**Exercise aim:**
Write out only the lines running from the one that contains "Read all visible content and emit it as JSON." to the end of the material, both ends included.
--- BEGIN Supplied information ---
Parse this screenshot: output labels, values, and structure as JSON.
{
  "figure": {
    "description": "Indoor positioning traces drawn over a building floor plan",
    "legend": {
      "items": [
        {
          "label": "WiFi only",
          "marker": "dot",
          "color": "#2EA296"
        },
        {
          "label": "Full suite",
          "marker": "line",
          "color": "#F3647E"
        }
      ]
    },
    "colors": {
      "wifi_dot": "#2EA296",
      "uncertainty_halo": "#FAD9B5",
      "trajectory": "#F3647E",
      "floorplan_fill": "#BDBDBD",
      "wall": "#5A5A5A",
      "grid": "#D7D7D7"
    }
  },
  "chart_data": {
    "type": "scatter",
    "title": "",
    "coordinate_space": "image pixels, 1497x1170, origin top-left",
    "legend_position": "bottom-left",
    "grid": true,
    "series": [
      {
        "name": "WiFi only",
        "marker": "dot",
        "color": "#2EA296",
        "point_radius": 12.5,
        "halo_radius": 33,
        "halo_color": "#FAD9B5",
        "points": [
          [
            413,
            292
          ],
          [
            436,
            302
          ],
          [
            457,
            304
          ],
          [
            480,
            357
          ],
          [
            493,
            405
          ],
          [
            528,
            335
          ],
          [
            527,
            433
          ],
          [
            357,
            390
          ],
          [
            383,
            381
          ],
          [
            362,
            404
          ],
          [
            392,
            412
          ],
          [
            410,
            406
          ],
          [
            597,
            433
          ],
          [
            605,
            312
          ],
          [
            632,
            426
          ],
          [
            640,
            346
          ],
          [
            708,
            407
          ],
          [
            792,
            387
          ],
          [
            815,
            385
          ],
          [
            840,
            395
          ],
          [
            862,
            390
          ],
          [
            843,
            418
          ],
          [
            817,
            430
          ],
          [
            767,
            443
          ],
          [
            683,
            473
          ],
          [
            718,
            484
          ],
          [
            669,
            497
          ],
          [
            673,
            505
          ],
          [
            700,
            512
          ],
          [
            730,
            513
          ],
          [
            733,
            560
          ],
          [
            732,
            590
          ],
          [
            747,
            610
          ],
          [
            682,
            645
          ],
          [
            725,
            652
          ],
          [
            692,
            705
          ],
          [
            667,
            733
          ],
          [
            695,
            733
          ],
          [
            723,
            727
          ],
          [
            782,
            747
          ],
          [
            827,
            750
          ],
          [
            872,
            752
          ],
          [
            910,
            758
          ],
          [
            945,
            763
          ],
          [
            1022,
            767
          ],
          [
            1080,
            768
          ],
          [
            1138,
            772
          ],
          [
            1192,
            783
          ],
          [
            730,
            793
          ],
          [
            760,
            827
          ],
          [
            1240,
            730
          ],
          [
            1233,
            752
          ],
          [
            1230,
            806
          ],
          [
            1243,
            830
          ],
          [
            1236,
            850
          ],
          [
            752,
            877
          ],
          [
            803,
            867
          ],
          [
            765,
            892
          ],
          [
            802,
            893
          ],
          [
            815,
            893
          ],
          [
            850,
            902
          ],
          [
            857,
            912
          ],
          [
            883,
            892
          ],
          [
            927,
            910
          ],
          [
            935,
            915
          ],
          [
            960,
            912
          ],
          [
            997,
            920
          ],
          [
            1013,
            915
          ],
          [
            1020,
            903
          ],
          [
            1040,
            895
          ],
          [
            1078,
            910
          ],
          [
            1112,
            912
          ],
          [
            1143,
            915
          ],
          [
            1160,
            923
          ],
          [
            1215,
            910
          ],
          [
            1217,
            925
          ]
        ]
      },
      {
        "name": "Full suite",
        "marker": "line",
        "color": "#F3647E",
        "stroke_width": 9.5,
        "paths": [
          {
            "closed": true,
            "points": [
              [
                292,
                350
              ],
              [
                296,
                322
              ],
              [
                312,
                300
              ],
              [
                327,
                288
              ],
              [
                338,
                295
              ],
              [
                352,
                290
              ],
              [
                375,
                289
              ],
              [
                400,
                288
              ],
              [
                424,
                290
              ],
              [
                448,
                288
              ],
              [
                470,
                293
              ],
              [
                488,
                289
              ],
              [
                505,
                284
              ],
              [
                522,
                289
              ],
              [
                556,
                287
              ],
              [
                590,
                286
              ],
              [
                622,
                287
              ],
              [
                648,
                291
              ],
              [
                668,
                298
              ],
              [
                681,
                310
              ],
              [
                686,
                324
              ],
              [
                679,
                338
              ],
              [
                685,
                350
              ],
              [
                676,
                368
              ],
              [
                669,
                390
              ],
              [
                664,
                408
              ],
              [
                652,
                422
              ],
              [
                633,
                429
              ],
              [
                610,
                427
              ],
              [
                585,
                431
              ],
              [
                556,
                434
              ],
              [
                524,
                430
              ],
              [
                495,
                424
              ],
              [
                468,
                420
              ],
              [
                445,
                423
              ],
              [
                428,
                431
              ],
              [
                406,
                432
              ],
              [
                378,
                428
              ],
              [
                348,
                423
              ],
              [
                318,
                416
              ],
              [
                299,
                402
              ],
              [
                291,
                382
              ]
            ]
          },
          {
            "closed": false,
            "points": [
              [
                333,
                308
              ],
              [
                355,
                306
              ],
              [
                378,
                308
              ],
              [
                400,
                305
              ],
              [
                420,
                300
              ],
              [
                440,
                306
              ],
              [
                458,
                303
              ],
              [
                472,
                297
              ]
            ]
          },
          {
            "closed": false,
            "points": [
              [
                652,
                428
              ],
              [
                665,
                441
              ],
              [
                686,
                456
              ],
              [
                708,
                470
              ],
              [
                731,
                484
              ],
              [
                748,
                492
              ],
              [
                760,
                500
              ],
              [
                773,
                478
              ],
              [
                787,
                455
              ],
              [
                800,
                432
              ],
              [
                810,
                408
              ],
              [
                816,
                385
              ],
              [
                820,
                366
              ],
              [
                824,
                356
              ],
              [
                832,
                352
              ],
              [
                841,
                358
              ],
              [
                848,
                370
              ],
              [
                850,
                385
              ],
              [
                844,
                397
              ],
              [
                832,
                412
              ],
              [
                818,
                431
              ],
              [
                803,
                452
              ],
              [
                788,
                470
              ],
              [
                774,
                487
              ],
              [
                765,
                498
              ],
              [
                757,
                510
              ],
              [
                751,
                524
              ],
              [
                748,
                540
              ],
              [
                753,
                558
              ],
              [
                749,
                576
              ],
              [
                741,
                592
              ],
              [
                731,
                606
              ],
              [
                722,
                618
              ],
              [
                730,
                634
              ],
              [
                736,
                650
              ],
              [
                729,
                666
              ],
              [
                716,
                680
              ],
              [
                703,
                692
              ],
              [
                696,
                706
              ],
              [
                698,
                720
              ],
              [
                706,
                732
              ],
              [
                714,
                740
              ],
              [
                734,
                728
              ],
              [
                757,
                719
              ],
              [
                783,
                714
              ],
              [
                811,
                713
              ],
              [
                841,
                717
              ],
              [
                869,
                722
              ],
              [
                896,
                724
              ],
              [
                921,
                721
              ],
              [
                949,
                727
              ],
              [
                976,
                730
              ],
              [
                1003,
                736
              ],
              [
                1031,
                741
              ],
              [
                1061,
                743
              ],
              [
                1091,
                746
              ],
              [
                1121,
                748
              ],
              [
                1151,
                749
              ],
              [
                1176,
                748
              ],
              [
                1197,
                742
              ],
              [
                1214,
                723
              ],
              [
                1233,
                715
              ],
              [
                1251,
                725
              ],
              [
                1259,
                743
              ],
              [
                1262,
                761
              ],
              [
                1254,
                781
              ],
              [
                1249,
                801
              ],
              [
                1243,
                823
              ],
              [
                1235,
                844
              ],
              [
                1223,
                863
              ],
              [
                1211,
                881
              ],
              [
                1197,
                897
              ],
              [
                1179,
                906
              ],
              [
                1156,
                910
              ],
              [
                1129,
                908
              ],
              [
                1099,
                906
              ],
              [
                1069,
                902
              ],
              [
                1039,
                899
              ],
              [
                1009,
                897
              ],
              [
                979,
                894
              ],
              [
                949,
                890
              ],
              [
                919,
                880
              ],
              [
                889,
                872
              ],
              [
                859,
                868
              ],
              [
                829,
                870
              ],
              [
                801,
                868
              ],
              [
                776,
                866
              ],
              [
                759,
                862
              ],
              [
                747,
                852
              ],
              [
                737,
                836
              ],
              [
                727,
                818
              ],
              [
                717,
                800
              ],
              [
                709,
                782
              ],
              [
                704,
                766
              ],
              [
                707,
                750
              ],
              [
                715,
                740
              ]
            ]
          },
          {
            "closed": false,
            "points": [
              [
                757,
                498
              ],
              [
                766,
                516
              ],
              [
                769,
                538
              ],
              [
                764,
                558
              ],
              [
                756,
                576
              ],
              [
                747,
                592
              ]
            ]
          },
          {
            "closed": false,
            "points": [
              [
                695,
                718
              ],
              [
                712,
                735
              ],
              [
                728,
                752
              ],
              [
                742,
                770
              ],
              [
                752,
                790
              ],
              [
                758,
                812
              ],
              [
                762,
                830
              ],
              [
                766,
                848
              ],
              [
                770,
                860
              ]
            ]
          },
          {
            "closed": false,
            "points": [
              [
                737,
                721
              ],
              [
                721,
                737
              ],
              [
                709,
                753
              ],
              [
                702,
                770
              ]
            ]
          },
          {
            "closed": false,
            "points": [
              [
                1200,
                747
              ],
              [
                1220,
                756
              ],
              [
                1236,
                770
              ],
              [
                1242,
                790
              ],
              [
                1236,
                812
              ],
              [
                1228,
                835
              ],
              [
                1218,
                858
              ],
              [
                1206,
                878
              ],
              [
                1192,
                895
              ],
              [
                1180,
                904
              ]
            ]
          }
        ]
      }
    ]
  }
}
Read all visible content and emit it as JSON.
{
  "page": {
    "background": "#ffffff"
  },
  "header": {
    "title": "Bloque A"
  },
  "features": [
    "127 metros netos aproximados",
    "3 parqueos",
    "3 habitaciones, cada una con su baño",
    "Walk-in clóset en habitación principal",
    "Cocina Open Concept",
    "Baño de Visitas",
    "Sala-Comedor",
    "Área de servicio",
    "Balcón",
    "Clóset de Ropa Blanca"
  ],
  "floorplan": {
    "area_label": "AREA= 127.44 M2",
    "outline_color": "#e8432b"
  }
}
--- END Supplied information ---
**Exercise solution:**
Read all visible content and emit it as JSON.
{
  "page": {
    "background": "#ffffff"
  },
  "header": {
    "title": "Bloque A"
  },
  "features": [
    "127 metros netos aproximados",
    "3 parqueos",
    "3 habitaciones, cada una con su baño",
    "Walk-in clóset en habitación principal",
    "Cocina Open Concept",
    "Baño de Visitas",
    "Sala-Comedor",
    "Área de servicio",
    "Balcón",
    "Clóset de Ropa Blanca"
  ],
  "floorplan": {
    "area_label": "AREA= 127.44 M2",
    "outline_color": "#e8432b"
  }
}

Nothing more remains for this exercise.